--- What is asked ---
Take from the listing each line that has the string "usado".

--- Exercise materials ---
+++
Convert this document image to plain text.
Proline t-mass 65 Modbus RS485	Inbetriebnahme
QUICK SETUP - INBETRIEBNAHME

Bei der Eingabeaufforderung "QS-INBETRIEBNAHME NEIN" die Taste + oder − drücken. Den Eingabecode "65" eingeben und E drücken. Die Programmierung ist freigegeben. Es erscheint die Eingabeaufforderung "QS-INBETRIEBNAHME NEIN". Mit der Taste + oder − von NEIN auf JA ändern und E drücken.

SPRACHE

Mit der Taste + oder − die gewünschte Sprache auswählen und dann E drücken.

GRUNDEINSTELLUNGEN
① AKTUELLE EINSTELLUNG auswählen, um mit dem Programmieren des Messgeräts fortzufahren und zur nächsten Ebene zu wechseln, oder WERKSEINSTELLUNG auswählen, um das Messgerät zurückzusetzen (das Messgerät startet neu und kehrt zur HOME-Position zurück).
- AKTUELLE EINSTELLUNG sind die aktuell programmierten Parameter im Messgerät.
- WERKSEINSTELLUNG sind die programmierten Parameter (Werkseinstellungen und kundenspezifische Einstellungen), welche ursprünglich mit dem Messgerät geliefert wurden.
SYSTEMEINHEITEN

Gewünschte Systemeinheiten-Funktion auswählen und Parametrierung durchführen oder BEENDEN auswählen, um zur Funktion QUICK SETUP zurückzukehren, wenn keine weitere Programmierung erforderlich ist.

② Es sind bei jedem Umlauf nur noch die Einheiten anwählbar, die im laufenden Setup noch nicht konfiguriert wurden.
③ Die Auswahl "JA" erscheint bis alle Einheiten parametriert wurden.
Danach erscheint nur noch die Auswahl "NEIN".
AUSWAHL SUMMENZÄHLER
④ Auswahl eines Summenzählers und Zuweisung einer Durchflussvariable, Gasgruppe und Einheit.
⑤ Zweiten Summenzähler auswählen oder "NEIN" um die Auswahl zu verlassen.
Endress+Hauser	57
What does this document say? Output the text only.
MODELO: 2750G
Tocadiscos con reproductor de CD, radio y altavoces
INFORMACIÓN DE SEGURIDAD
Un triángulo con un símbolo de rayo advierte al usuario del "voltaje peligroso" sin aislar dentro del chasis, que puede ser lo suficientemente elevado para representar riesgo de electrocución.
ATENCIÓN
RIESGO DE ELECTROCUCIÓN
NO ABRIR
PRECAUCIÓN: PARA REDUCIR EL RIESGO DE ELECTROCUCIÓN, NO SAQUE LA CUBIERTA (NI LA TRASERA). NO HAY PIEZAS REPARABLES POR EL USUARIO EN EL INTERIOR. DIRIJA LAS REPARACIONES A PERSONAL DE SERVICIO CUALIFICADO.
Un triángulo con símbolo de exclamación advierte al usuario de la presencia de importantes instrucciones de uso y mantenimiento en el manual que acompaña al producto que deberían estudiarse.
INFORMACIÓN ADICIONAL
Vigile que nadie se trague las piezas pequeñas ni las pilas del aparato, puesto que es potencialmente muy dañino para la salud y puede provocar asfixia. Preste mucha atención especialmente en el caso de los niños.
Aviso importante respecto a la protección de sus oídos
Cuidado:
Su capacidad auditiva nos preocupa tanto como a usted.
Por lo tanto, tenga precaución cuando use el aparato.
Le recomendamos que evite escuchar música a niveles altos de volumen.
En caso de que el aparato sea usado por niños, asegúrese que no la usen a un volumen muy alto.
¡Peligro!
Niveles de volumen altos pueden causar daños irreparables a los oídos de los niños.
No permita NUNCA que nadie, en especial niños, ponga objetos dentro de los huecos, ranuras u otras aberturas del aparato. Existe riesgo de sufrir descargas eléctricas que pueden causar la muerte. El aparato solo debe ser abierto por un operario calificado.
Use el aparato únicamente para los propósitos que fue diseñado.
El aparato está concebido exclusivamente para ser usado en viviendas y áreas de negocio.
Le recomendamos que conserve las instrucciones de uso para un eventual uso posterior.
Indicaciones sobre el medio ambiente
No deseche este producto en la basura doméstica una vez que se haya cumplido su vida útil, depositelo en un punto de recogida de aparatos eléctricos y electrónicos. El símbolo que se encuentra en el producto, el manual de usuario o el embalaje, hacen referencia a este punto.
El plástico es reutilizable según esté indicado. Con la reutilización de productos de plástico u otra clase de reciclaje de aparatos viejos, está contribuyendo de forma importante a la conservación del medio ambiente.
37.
+++
--- Right answer ---
En caso de que el aparato sea usado por niños, asegúrese que no la usen a un volumen muy alto.
El aparato está concebido exclusivamente para ser usado en viviendas y áreas de negocio.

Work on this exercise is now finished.